▶ [REQUIREMENT] Filter the entries, keeping every line with the word "JSON".

--- Start ---

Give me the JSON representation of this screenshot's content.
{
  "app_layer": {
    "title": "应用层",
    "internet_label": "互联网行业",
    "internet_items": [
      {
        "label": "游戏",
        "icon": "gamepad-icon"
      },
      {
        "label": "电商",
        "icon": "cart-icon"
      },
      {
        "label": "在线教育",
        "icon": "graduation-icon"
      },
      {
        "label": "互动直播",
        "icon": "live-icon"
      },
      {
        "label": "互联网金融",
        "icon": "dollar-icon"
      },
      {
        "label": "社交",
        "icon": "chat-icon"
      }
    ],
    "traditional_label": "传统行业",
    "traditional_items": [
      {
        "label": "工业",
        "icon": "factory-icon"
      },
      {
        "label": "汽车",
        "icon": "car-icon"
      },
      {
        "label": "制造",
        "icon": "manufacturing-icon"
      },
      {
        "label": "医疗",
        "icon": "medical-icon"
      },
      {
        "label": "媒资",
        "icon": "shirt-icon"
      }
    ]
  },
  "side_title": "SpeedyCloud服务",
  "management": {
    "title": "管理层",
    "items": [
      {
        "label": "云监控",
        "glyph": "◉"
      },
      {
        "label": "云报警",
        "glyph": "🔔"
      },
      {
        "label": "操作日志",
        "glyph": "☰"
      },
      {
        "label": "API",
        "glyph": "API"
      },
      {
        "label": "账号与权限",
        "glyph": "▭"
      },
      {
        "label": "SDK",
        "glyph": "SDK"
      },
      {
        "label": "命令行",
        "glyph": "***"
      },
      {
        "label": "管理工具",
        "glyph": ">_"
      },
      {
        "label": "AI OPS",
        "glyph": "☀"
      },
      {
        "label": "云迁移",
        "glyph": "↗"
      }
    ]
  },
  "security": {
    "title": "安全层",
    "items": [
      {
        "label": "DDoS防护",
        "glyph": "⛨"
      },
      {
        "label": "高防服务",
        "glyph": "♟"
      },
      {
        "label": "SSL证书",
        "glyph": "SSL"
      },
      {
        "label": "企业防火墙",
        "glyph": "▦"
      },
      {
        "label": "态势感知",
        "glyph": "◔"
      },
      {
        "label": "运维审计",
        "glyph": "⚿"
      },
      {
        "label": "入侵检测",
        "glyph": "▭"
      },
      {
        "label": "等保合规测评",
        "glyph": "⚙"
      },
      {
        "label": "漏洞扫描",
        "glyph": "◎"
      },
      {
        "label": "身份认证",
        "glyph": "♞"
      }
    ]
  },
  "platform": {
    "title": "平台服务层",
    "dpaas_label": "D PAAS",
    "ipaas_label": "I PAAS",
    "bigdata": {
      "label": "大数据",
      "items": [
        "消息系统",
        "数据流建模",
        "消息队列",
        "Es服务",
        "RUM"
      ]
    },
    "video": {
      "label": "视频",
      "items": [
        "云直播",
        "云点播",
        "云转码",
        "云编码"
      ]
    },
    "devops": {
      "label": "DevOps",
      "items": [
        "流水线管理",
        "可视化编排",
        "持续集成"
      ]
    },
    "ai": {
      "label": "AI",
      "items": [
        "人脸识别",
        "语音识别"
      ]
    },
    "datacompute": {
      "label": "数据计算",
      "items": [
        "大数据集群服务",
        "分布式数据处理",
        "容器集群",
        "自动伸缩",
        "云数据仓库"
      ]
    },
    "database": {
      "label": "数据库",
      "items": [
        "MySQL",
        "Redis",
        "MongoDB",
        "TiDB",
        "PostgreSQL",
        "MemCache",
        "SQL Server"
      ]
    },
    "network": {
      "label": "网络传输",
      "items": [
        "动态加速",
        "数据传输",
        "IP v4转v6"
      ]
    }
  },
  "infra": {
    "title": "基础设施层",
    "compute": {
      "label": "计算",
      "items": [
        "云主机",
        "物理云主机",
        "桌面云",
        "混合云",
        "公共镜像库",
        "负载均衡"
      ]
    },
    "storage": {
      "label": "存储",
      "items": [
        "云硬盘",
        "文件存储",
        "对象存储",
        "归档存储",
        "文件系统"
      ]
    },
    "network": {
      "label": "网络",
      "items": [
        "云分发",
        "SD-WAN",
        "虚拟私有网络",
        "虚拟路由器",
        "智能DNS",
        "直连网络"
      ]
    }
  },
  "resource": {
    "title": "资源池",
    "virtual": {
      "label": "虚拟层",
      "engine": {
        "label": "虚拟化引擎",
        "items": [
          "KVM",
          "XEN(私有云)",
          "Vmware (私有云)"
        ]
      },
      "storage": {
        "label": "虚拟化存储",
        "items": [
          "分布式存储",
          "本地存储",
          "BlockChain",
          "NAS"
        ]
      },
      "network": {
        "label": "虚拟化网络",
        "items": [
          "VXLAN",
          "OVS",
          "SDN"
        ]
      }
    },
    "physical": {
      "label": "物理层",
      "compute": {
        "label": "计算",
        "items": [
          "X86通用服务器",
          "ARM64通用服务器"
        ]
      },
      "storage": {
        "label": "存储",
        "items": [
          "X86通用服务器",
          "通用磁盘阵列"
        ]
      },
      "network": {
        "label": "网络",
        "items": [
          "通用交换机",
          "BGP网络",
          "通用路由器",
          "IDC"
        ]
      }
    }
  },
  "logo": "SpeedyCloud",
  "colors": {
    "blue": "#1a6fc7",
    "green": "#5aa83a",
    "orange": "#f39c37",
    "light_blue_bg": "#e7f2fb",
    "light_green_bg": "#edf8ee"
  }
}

--- End ---
--- Start ---

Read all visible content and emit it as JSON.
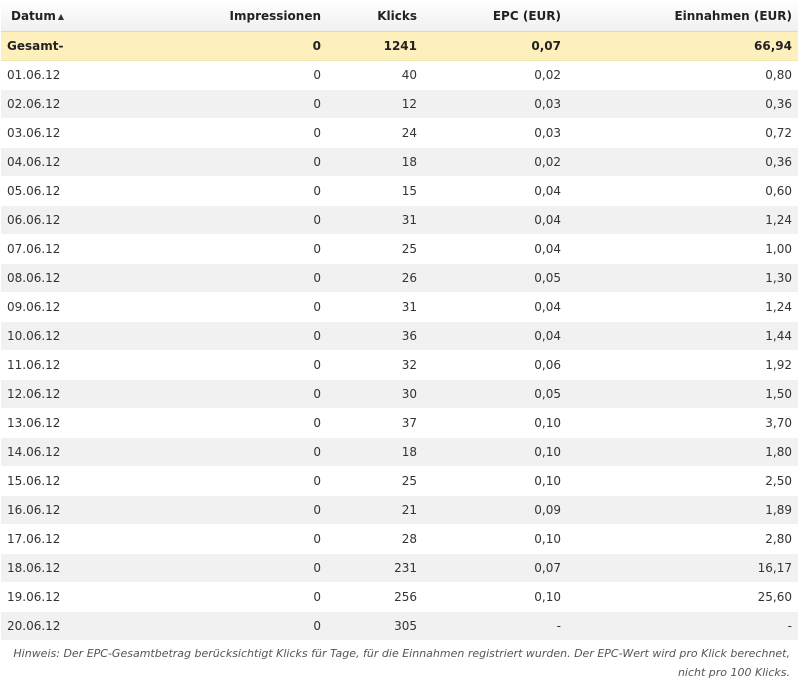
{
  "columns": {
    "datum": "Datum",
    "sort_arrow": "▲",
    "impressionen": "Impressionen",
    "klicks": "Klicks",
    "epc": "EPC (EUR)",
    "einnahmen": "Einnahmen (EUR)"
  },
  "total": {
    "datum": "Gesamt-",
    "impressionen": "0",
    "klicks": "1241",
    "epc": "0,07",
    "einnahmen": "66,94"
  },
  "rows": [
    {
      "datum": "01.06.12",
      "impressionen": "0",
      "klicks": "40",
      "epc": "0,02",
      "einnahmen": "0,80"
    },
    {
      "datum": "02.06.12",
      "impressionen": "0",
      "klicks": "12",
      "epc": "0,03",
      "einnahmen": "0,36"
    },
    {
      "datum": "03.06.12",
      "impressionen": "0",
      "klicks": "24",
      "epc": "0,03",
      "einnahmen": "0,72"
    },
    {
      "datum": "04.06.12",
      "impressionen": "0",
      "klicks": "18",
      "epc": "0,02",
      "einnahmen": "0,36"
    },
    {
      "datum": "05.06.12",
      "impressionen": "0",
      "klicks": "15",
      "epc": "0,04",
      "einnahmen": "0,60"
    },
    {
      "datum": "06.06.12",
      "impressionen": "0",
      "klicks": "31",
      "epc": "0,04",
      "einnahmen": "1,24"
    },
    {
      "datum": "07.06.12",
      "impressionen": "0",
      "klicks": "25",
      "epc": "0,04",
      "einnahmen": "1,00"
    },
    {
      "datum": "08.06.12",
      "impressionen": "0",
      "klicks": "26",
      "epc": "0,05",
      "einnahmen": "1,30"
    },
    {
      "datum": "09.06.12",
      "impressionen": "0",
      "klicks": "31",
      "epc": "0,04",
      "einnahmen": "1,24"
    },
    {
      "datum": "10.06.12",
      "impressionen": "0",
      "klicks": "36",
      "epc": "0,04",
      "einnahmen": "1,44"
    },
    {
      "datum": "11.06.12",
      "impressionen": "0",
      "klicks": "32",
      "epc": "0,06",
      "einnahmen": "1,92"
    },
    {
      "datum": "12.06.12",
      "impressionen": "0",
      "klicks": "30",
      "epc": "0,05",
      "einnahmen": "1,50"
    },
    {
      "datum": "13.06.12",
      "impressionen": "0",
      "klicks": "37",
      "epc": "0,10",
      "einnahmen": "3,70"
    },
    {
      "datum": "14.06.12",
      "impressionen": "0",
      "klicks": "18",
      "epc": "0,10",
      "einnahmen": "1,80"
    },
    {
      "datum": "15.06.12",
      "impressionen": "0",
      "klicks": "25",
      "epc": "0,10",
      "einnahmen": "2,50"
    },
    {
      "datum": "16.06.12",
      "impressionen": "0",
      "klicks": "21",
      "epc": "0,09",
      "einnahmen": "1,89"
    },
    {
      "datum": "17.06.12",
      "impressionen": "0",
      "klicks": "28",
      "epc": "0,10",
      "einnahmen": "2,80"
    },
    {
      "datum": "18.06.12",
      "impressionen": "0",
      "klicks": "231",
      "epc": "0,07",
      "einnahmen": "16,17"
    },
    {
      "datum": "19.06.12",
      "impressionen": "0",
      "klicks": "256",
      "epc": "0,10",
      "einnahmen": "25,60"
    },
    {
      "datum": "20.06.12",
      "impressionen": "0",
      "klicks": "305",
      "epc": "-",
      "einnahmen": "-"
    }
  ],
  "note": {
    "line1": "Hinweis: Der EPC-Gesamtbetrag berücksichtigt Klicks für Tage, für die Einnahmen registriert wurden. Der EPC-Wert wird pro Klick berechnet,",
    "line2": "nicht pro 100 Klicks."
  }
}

--- End ---

▶ [WRITTEN REPLY]
Give me the JSON representation of this screenshot's content.
Read all visible content and emit it as JSON.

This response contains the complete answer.